**Task prompt:**
Find the string "JSON" and gather every line that holds it.

☆ ☆ ☆ ☆ ☆

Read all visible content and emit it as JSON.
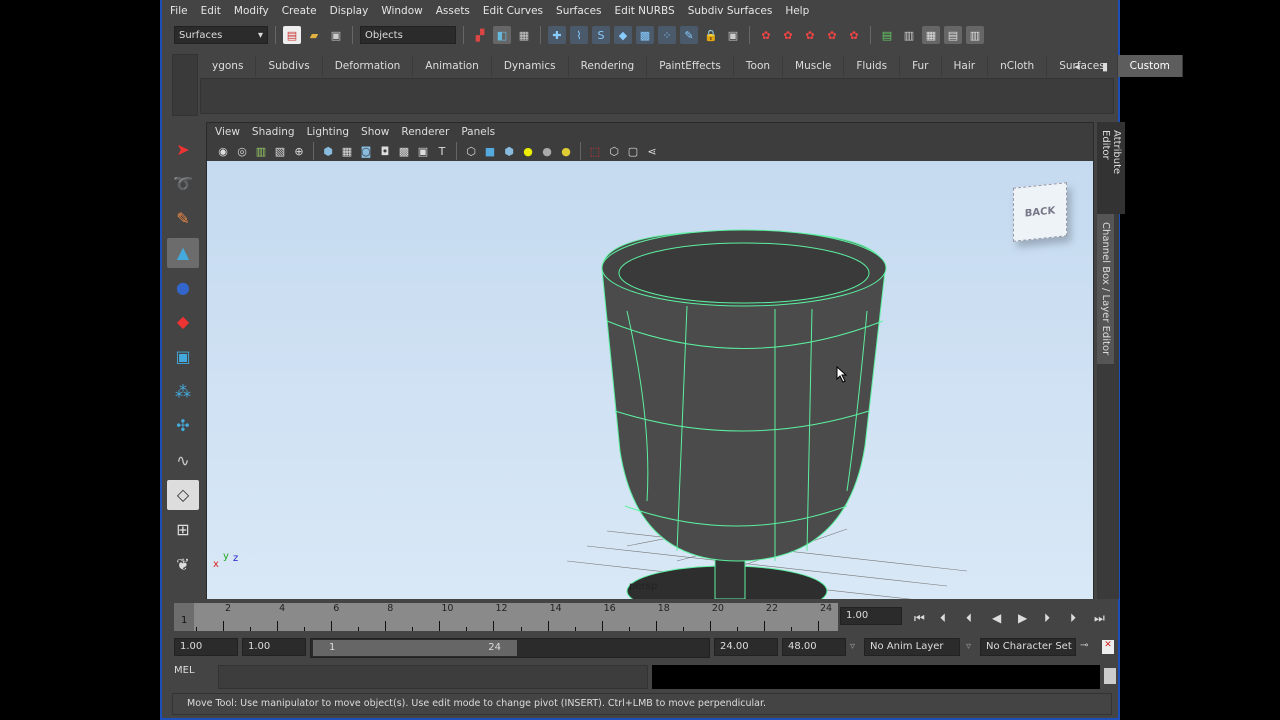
{
  "menu": [
    "File",
    "Edit",
    "Modify",
    "Create",
    "Display",
    "Window",
    "Assets",
    "Edit Curves",
    "Surfaces",
    "Edit NURBS",
    "Subdiv Surfaces",
    "Help"
  ],
  "toolbar": {
    "menuset": "Surfaces",
    "selection_mode": "Objects"
  },
  "shelf_tabs": [
    "ygons",
    "Subdivs",
    "Deformation",
    "Animation",
    "Dynamics",
    "Rendering",
    "PaintEffects",
    "Toon",
    "Muscle",
    "Fluids",
    "Fur",
    "Hair",
    "nCloth",
    "Surfaces",
    "Custom"
  ],
  "active_shelf": "Custom",
  "viewport": {
    "menu": [
      "View",
      "Shading",
      "Lighting",
      "Show",
      "Renderer",
      "Panels"
    ],
    "viewcube_label": "BACK",
    "axis": {
      "x": "x",
      "y": "y",
      "z": "z"
    },
    "grid_label": "persp"
  },
  "side_tabs": [
    "Attribute Editor",
    "Channel Box / Layer Editor"
  ],
  "timeline": {
    "current_frame": "1",
    "ticks": [
      "2",
      "4",
      "6",
      "8",
      "10",
      "12",
      "14",
      "16",
      "18",
      "20",
      "22",
      "24"
    ],
    "current_time": "1.00"
  },
  "range": {
    "start": "1.00",
    "playback_start": "1.00",
    "slider_start": "1",
    "slider_end": "24",
    "playback_end": "24.00",
    "end": "48.00",
    "anim_layer": "No Anim Layer",
    "character_set": "No Character Set"
  },
  "command_line": {
    "label": "MEL",
    "input": ""
  },
  "help_line": "Move Tool: Use manipulator to move object(s). Use edit mode to change pivot (INSERT).  Ctrl+LMB to move perpendicular.",
  "colors": {
    "wire": "#5cf0a0",
    "accent": "#1d4fb8"
  }
}
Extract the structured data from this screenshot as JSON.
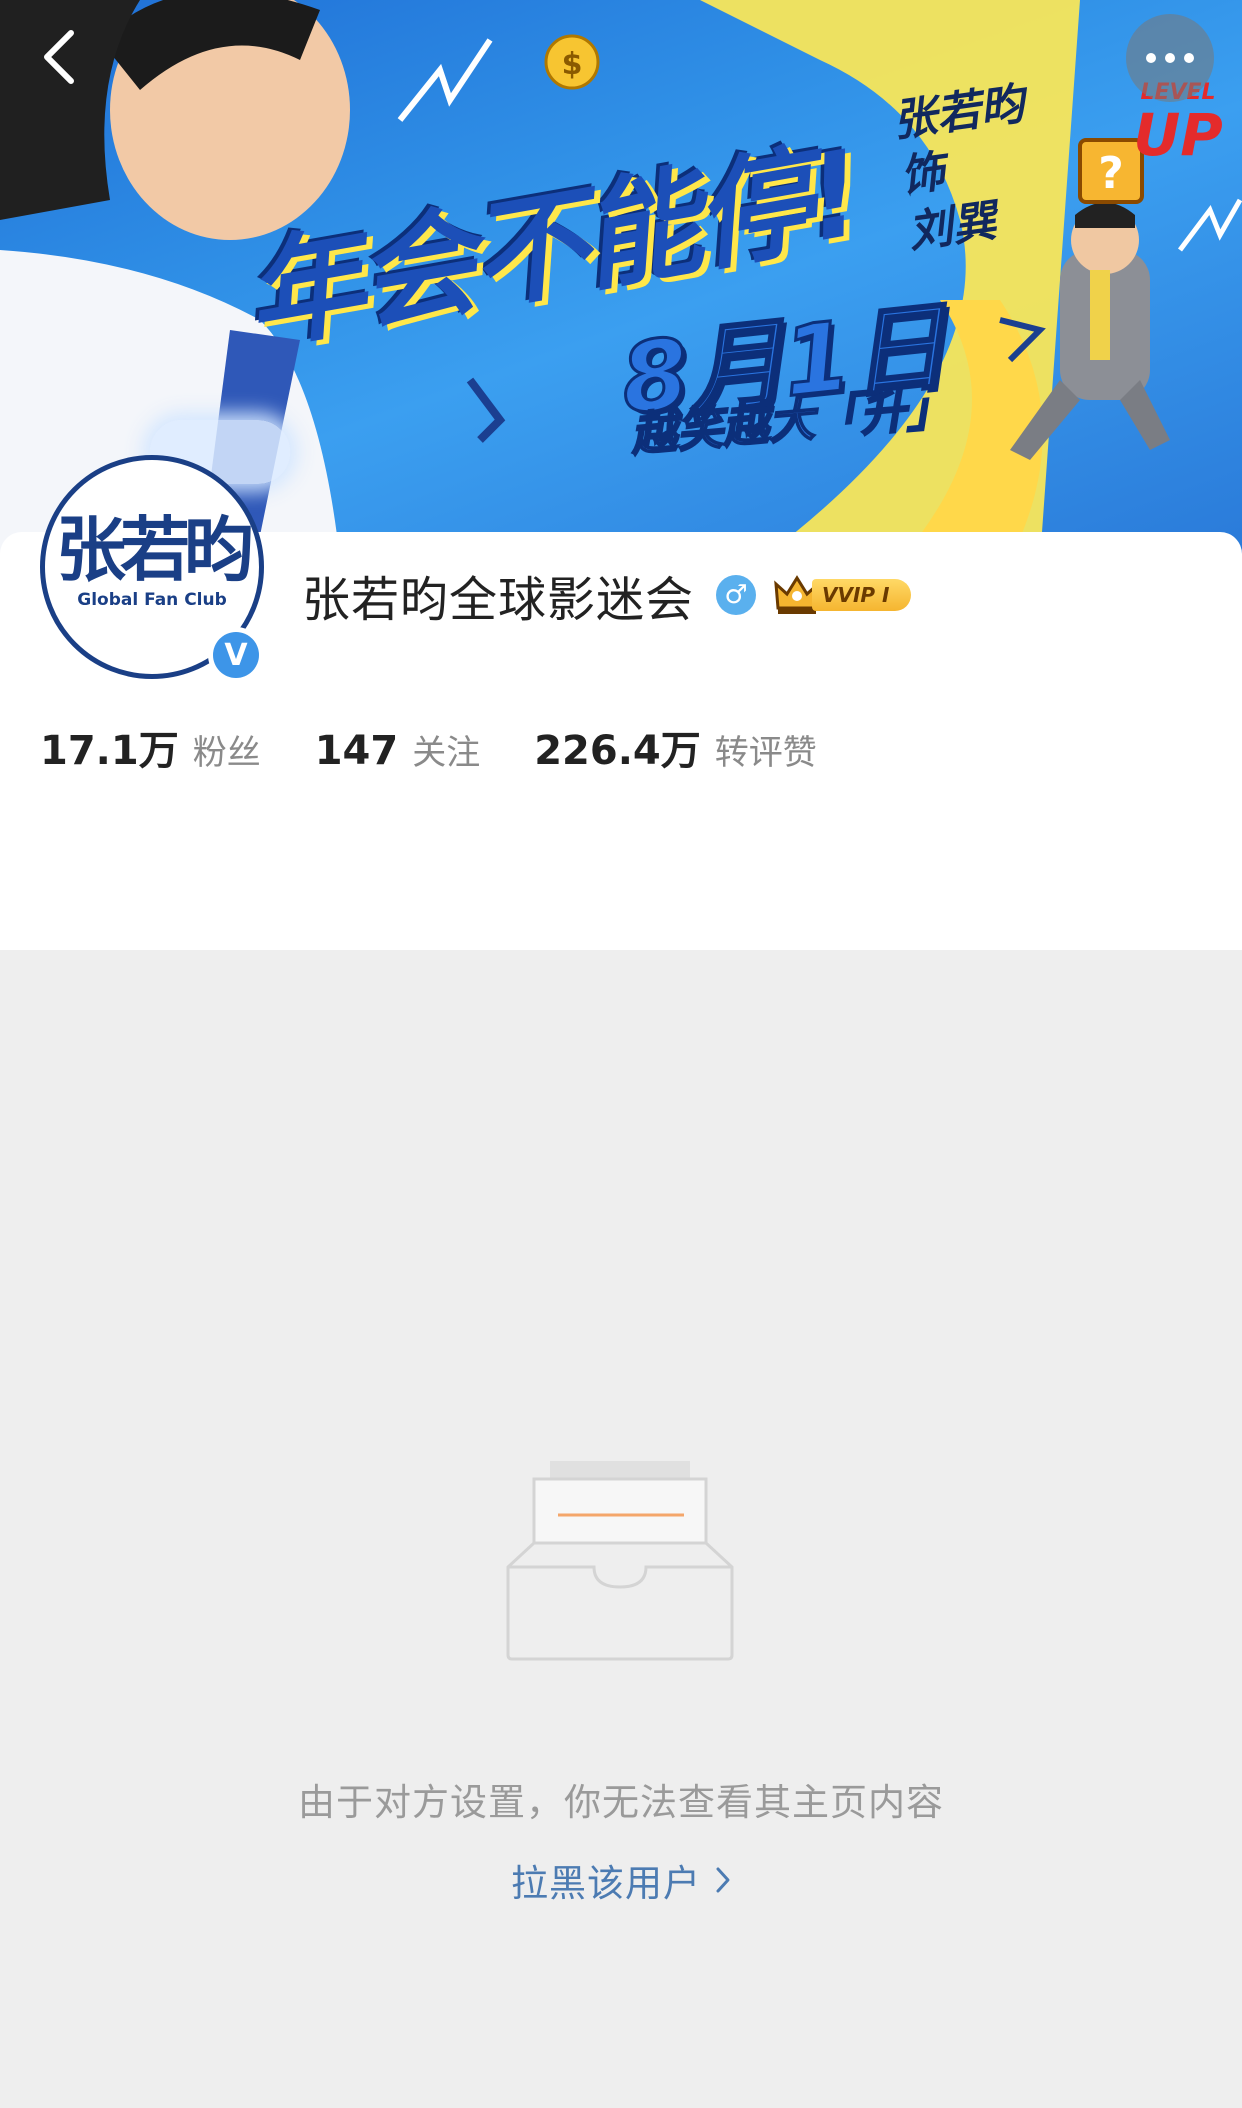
{
  "banner": {
    "title": "年会不能停!",
    "date": "8月1日",
    "slogan": "越笑越大「升」",
    "role_line1": "张若昀",
    "role_line2": "饰",
    "role_line3": "刘巽",
    "level_small": "LEVEL",
    "level_big": "UP"
  },
  "nav": {
    "back_icon": "chevron-left-icon",
    "more_icon": "more-dots-icon"
  },
  "profile": {
    "avatar_logo": "张若昀",
    "avatar_caption": "Global Fan Club",
    "verified_mark": "V",
    "name": "张若昀全球影迷会",
    "gender_symbol": "♂",
    "vip_label": "VVIP Ⅰ",
    "colors": {
      "verify": "#3d95e8",
      "gender": "#5ab0ee",
      "vip": "#f5b530",
      "link": "#4c7bb2"
    }
  },
  "stats": [
    {
      "value": "17.1万",
      "label": "粉丝"
    },
    {
      "value": "147",
      "label": "关注"
    },
    {
      "value": "226.4万",
      "label": "转评赞"
    }
  ],
  "empty_state": {
    "icon": "empty-inbox-icon",
    "message": "由于对方设置，你无法查看其主页内容",
    "block_label": "拉黑该用户",
    "chevron_icon": "chevron-right-icon"
  }
}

☆ ☆ ☆ ☆ ☆

**Worked solution:**
Read all visible content and emit it as JSON.
Extract the structured data from this screenshot as JSON.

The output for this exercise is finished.